== Listing ==
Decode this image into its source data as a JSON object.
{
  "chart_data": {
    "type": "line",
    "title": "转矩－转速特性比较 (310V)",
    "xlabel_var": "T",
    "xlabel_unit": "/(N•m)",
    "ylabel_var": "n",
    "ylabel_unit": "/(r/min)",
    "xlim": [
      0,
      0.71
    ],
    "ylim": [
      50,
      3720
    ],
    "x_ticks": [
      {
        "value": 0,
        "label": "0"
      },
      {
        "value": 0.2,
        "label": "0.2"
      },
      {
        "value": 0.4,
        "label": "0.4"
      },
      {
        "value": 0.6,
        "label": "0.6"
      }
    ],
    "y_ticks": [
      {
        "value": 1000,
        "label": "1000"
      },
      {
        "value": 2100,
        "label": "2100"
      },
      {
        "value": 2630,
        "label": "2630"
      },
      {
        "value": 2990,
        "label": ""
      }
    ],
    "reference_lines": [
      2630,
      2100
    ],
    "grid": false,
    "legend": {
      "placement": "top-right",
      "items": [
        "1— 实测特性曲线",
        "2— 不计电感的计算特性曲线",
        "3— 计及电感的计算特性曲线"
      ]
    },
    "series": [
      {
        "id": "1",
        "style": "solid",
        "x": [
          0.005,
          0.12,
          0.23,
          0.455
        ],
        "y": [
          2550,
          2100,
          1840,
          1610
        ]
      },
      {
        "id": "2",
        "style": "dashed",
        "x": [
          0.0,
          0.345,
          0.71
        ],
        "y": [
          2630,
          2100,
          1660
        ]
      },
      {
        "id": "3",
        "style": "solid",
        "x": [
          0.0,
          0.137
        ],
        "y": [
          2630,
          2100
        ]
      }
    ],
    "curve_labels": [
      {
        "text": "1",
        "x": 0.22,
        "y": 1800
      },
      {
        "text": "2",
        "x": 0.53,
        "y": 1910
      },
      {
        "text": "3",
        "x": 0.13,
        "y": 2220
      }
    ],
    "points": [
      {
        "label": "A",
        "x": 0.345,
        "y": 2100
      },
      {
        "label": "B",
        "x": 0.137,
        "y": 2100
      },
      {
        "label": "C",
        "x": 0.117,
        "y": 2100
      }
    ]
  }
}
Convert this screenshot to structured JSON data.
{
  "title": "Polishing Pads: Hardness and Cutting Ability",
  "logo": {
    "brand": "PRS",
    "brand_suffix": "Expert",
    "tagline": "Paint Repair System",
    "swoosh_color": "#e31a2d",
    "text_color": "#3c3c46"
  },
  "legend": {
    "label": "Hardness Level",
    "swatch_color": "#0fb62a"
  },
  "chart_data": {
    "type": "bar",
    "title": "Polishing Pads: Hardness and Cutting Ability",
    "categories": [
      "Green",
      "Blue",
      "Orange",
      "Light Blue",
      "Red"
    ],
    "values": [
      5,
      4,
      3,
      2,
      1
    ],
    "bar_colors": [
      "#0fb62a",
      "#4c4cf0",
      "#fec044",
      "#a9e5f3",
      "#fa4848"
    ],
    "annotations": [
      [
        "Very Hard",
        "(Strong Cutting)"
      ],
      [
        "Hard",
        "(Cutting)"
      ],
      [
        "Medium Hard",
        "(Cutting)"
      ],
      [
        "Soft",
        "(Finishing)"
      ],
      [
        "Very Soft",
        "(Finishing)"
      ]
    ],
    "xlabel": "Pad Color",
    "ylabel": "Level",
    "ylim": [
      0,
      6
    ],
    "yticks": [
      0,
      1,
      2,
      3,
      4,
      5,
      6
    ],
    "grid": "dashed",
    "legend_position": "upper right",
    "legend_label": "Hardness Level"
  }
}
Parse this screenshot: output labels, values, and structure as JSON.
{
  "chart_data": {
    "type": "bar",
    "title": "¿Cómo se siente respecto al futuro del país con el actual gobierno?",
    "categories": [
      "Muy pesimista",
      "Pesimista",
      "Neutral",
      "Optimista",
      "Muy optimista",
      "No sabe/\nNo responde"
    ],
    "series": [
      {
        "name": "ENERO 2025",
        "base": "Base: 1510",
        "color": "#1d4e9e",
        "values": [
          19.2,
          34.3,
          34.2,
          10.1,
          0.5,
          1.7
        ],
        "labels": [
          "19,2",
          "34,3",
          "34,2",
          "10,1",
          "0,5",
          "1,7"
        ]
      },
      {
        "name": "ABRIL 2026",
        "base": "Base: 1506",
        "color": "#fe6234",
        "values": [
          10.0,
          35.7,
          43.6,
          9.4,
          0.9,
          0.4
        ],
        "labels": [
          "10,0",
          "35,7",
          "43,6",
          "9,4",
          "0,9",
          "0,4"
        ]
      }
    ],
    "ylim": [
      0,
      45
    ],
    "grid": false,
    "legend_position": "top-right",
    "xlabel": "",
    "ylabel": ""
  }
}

== What this task involves ==
Pick out every line with the string "Polishing" and copy it.

== Finished task ==
  "title": "Polishing Pads: Hardness and Cutting Ability",
    "title": "Polishing Pads: Hardness and Cutting Ability",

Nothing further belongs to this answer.